**Your objective**. Quote the records below in full, exactly as given, with the images taken out.

Stored data entries:
☆ ☆ ☆ ☆ ☆ ☆ ☆

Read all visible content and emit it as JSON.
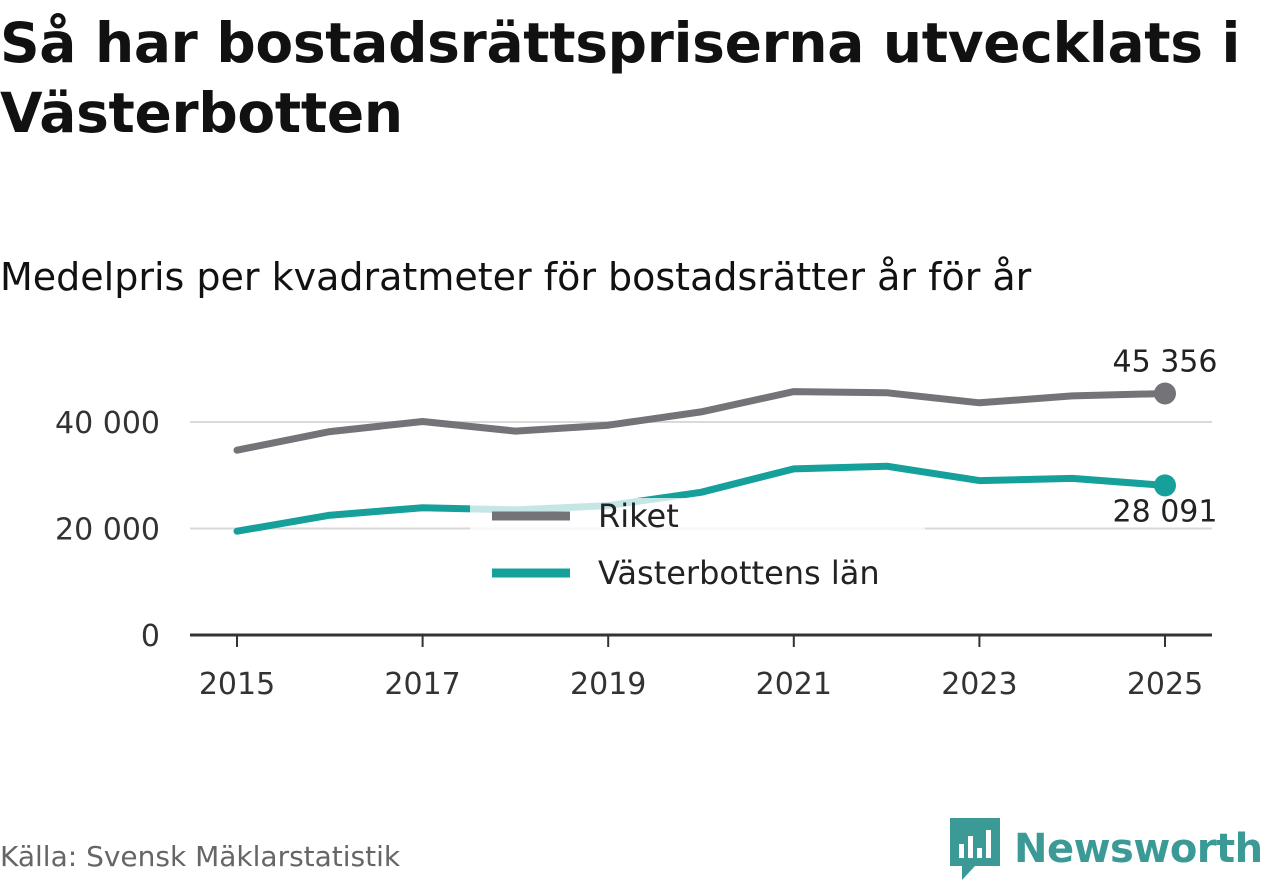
{
  "title": "Så har bostadsrättspriserna utvecklats i Västerbotten",
  "subtitle": "Medelpris per kvadratmeter för bostadsrätter år för år",
  "source": "Källa: Svensk Mäklarstatistik",
  "brand": "Newsworthy",
  "chart_data": {
    "type": "line",
    "title": "Så har bostadsrättspriserna utvecklats i Västerbotten",
    "subtitle": "Medelpris per kvadratmeter för bostadsrätter år för år",
    "x": [
      2015,
      2016,
      2017,
      2018,
      2019,
      2020,
      2021,
      2022,
      2023,
      2024,
      2025
    ],
    "xticks": [
      "2015",
      "2017",
      "2019",
      "2021",
      "2023",
      "2025"
    ],
    "yticks": [
      "0",
      "20 000",
      "40 000"
    ],
    "ylim": [
      0,
      50000
    ],
    "grid": true,
    "legend_position": "center",
    "series": [
      {
        "name": "Riket",
        "color": "#747378",
        "values": [
          34700,
          38200,
          40100,
          38300,
          39400,
          41900,
          45700,
          45500,
          43600,
          44900,
          45356
        ],
        "end_label": "45 356"
      },
      {
        "name": "Västerbottens län",
        "color": "#16a09b",
        "values": [
          19500,
          22500,
          23900,
          23500,
          24300,
          26800,
          31200,
          31700,
          29000,
          29400,
          28091
        ],
        "end_label": "28 091"
      }
    ]
  }
}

☆ ☆ ☆ ☆ ☆ ☆ ☆

**Output below**.
Read all visible content and emit it as JSON.
{
  "title": "Så har bostadsrättspriserna utvecklats i Västerbotten",
  "subtitle": "Medelpris per kvadratmeter för bostadsrätter år för år",
  "source": "Källa: Svensk Mäklarstatistik",
  "brand": "Newsworthy",
  "chart_data": {
    "type": "line",
    "title": "Så har bostadsrättspriserna utvecklats i Västerbotten",
    "subtitle": "Medelpris per kvadratmeter för bostadsrätter år för år",
    "x": [
      2015,
      2016,
      2017,
      2018,
      2019,
      2020,
      2021,
      2022,
      2023,
      2024,
      2025
    ],
    "xticks": [
      "2015",
      "2017",
      "2019",
      "2021",
      "2023",
      "2025"
    ],
    "yticks": [
      "0",
      "20 000",
      "40 000"
    ],
    "ylim": [
      0,
      50000
    ],
    "grid": true,
    "legend_position": "center",
    "series": [
      {
        "name": "Riket",
        "color": "#747378",
        "values": [
          34700,
          38200,
          40100,
          38300,
          39400,
          41900,
          45700,
          45500,
          43600,
          44900,
          45356
        ],
        "end_label": "45 356"
      },
      {
        "name": "Västerbottens län",
        "color": "#16a09b",
        "values": [
          19500,
          22500,
          23900,
          23500,
          24300,
          26800,
          31200,
          31700,
          29000,
          29400,
          28091
        ],
        "end_label": "28 091"
      }
    ]
  }
}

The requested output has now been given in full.